======== MATERIAL TO PROCESS ========

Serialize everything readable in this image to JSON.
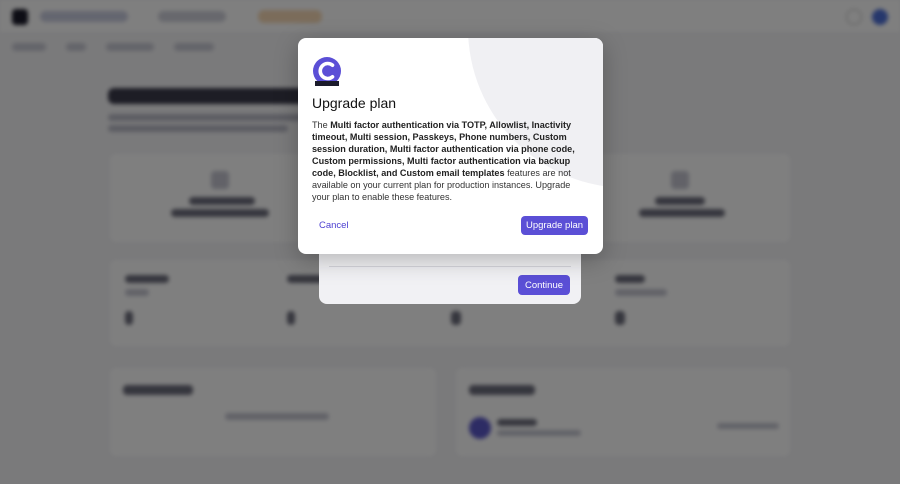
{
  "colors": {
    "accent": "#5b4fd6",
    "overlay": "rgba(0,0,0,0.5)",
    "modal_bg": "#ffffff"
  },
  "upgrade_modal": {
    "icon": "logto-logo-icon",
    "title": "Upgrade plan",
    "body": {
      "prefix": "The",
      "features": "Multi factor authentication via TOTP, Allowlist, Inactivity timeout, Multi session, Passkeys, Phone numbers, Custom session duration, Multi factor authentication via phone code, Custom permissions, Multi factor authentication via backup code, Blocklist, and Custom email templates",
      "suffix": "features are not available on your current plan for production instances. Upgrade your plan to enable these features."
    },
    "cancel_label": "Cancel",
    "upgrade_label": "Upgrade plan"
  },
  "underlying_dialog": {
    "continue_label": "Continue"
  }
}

========

__STATED PROBLEM__
Gather every line from the listing above in which the word "plan" appears.

__SOLUTION TO THIS TASK__
    "title": "Upgrade plan",
      "suffix": "features are not available on your current plan for production instances. Upgrade your plan to enable these features."
    "upgrade_label": "Upgrade plan"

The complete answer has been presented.